Work task:
The string "letter" may appear on lines of the entries below; report how many such lines there are, and only that.

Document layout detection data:
• • • • • • •
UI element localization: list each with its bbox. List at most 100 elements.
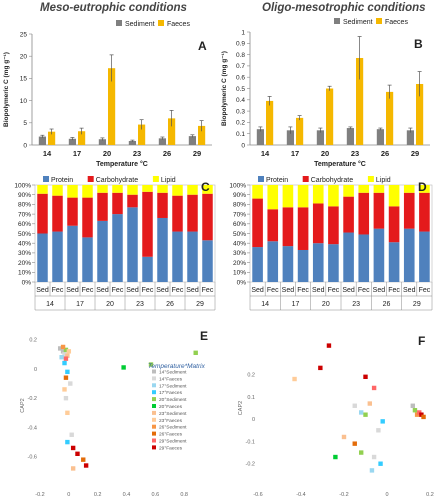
e-point: [70, 466, 76, 471]
e-point: [62, 360, 67, 366]
d-bar-carbohydrate: [403, 192, 415, 229]
e-legend-label: 20°Sediment: [159, 397, 187, 403]
c-xtick-label: Sed: [156, 287, 169, 294]
f-point: [367, 401, 372, 406]
f-point: [421, 414, 426, 420]
a-xtick-label: 29: [193, 149, 201, 158]
e-ytick-label: 0.2: [29, 338, 37, 344]
b-ytick-label: 0.2: [236, 120, 245, 127]
e-legend-swatch: [152, 383, 156, 388]
f-point: [414, 412, 420, 417]
c-bar-carbohydrate: [172, 195, 183, 232]
c-legend-label: Protein: [51, 177, 73, 184]
e-point: [81, 457, 86, 462]
e-legend-label: 14°Faeces: [159, 376, 183, 382]
left-title: Meso-eutrophic conditions: [40, 2, 187, 14]
b-ytick-label: 0.9: [236, 41, 245, 48]
d-legend-swatch-carbohydrate: [302, 176, 309, 182]
d-xtick-label: Sed: [403, 287, 416, 294]
c-panel-letter: C: [201, 180, 210, 194]
f-ytick-label: -0.2: [246, 462, 255, 468]
c-ytick-label: 30%: [18, 250, 31, 257]
b-ytick-label: 0.3: [236, 108, 245, 115]
b-bar-sediment: [316, 130, 324, 145]
e-ytick-label: 0: [34, 367, 37, 373]
a-ytick-label: 25: [20, 31, 28, 38]
c-bar-carbohydrate: [82, 197, 93, 238]
f-point: [380, 419, 385, 424]
a-xtick-label: 20: [103, 149, 111, 158]
e-legend-swatch: [152, 376, 156, 381]
e-legend-label: 29°Faeces: [159, 445, 183, 451]
e-point: [70, 445, 76, 451]
c-bar-lipid: [52, 185, 63, 196]
e-legend-swatch: [152, 410, 156, 415]
e-legend-swatch: [152, 424, 156, 429]
d-bar-lipid: [328, 185, 339, 207]
a-bar-faeces: [48, 131, 56, 145]
e-xtick-label: 0.4: [123, 492, 131, 498]
c-legend-label: Lipid: [161, 177, 176, 184]
d-xtick-label: Fec: [358, 287, 370, 294]
d-bar-carbohydrate: [267, 209, 279, 242]
a-ytick-label: 15: [20, 76, 28, 83]
c-xtick-label: Sed: [186, 287, 199, 294]
d-group-label: 23: [352, 301, 360, 308]
e-point: [193, 350, 198, 356]
d-bar-lipid: [343, 185, 354, 197]
e-legend-swatch: [152, 390, 156, 395]
e-point: [63, 375, 69, 380]
c-legend-swatch-protein: [43, 176, 49, 182]
f-point: [376, 428, 381, 433]
b-xlabel: Temperature °C: [314, 160, 366, 168]
a-legend-label: Faeces: [167, 21, 190, 28]
e-legend-label: 20°Faeces: [159, 404, 183, 410]
c-bar-carbohydrate: [52, 195, 63, 232]
c-xtick-label: Fec: [112, 287, 124, 294]
d-legend-label: Lipid: [376, 177, 391, 184]
d-bar-carbohydrate: [297, 207, 309, 250]
d-ytick-label: 70%: [233, 211, 246, 218]
d-bar-protein: [373, 228, 385, 282]
d-xtick-label: Sed: [251, 287, 264, 294]
b-bar-sediment: [406, 130, 414, 145]
d-ytick-label: 50%: [233, 231, 246, 238]
d-bar-protein: [419, 231, 430, 282]
d-bar-lipid: [403, 185, 415, 193]
d-bar-lipid: [267, 185, 279, 210]
c-bar-protein: [97, 220, 108, 282]
b-ytick-label: 0.8: [236, 52, 245, 59]
c-bar-protein: [187, 231, 198, 282]
b-xtick-label: 29: [411, 149, 419, 158]
e-legend-swatch: [152, 397, 156, 402]
e-point: [62, 387, 67, 392]
d-ytick-label: 20%: [233, 260, 246, 267]
b-ytick-label: 0.5: [236, 86, 245, 93]
f-point: [371, 385, 377, 391]
d-bar-carbohydrate: [388, 206, 400, 243]
e-point: [69, 432, 74, 437]
d-legend-swatch-protein: [258, 176, 264, 182]
a-bar-sediment: [158, 138, 166, 145]
d-bar-lipid: [297, 185, 309, 208]
a-bar-faeces: [138, 124, 146, 145]
a-legend-label: Sediment: [125, 21, 155, 28]
d-bar-carbohydrate: [343, 196, 354, 233]
d-bar-protein: [343, 232, 354, 282]
e-point: [75, 451, 80, 456]
e-legend-swatch: [152, 438, 156, 443]
e-point: [63, 347, 69, 353]
d-legend-label: Protein: [266, 177, 288, 184]
c-group-label: 26: [166, 301, 174, 308]
f-point: [371, 454, 377, 460]
e-panel-letter: E: [200, 329, 208, 343]
d-ytick-label: 80%: [233, 202, 246, 209]
c-bar-protein: [157, 217, 168, 282]
d-bar-carbohydrate: [312, 203, 324, 244]
e-legend-swatch: [152, 445, 156, 450]
b-bar-sediment: [256, 129, 264, 145]
c-xtick-label: Fec: [52, 287, 64, 294]
c-bar-protein: [37, 233, 48, 282]
c-ytick-label: 40%: [18, 241, 31, 248]
c-bar-lipid: [97, 185, 108, 193]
• • • • • • •
Response:
2